Exercise aim
Only the lines from the one containing "What text is on this page?" to the end of the data below belong in the answer, each repeated exactly; no pictures.

Data for the task
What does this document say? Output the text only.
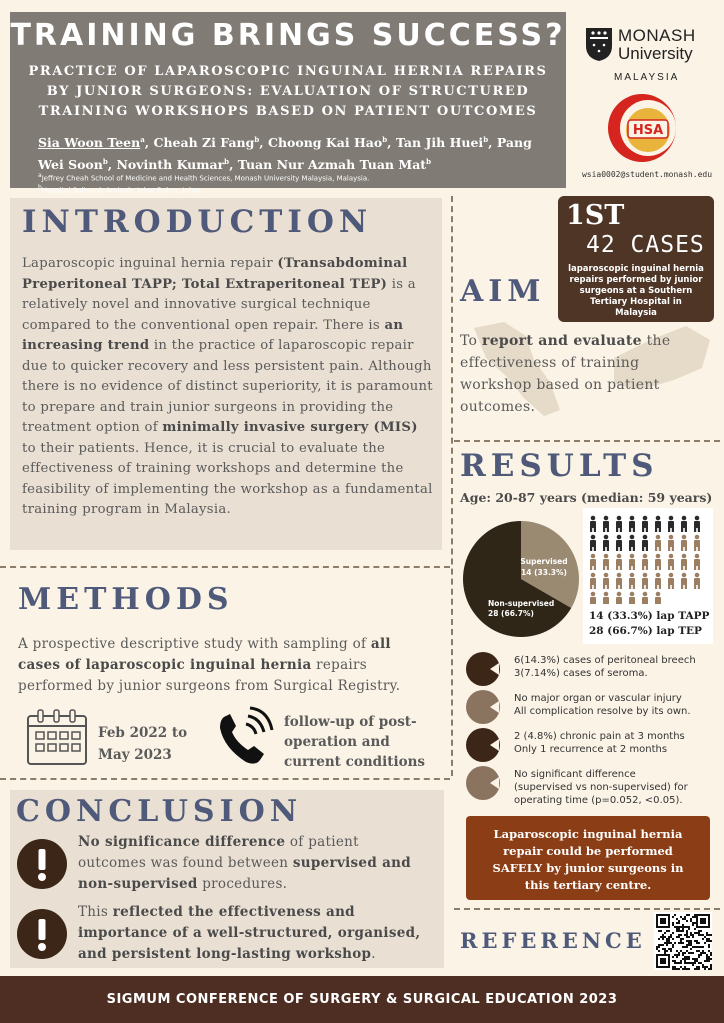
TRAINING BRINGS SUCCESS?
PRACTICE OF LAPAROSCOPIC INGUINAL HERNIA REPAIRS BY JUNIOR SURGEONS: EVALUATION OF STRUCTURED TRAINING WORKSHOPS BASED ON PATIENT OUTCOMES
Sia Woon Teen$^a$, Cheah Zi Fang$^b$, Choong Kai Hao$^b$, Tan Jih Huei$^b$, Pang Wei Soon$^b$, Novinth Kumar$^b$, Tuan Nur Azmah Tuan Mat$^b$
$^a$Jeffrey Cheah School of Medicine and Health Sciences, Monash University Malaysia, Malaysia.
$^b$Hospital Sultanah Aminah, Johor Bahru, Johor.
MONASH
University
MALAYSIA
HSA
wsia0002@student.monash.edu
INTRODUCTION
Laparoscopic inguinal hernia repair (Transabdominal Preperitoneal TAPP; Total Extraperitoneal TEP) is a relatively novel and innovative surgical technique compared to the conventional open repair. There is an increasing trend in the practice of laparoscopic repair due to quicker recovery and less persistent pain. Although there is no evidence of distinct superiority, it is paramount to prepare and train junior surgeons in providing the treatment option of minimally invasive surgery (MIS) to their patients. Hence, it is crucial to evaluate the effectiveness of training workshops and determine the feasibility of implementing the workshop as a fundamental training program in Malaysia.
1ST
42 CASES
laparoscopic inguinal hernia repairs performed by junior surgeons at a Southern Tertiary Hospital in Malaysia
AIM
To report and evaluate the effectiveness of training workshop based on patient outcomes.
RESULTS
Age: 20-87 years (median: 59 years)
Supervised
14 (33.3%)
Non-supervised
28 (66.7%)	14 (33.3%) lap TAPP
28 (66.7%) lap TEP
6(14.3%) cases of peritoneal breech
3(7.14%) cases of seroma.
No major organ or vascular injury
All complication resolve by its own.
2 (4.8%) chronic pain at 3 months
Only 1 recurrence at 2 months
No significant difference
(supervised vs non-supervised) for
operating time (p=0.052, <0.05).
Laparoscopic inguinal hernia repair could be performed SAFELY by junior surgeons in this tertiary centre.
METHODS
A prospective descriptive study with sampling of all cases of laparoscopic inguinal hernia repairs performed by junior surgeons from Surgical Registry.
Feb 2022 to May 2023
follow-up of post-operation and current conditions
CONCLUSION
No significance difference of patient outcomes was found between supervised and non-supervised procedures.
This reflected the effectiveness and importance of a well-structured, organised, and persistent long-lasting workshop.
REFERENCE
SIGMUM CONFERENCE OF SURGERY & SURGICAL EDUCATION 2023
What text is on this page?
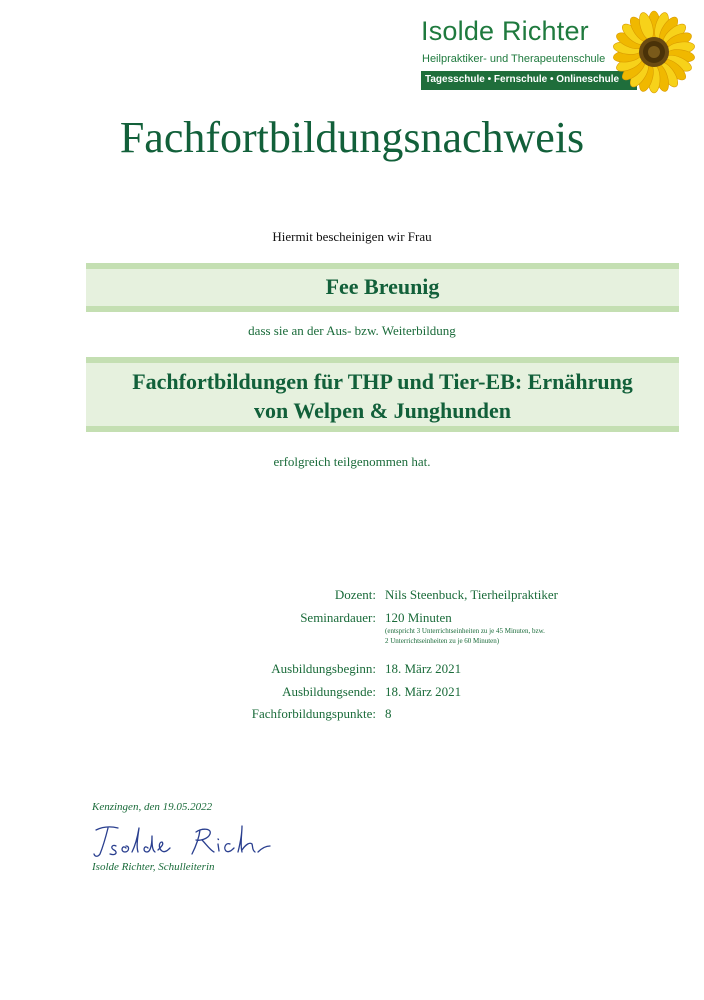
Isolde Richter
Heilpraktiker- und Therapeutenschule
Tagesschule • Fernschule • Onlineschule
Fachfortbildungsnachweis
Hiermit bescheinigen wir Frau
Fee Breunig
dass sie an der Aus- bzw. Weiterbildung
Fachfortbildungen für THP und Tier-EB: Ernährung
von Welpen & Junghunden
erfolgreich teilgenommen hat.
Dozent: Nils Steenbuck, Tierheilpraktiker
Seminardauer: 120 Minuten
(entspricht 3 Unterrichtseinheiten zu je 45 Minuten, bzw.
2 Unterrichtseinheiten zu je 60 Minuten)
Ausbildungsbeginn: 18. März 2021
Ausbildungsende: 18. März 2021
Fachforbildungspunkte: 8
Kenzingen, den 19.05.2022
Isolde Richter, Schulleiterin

Your solution
What text is on this page?
Isolde Richter
Heilpraktiker- und Therapeutenschule
Tagesschule • Fernschule • Onlineschule
Fachfortbildungsnachweis
Hiermit bescheinigen wir Frau
Fee Breunig
dass sie an der Aus- bzw. Weiterbildung
Fachfortbildungen für THP und Tier-EB: Ernährung
von Welpen & Junghunden
erfolgreich teilgenommen hat.
Dozent: Nils Steenbuck, Tierheilpraktiker
Seminardauer: 120 Minuten
(entspricht 3 Unterrichtseinheiten zu je 45 Minuten, bzw.
2 Unterrichtseinheiten zu je 60 Minuten)
Ausbildungsbeginn: 18. März 2021
Ausbildungsende: 18. März 2021
Fachforbildungspunkte: 8
Kenzingen, den 19.05.2022
Isolde Richter, Schulleiterin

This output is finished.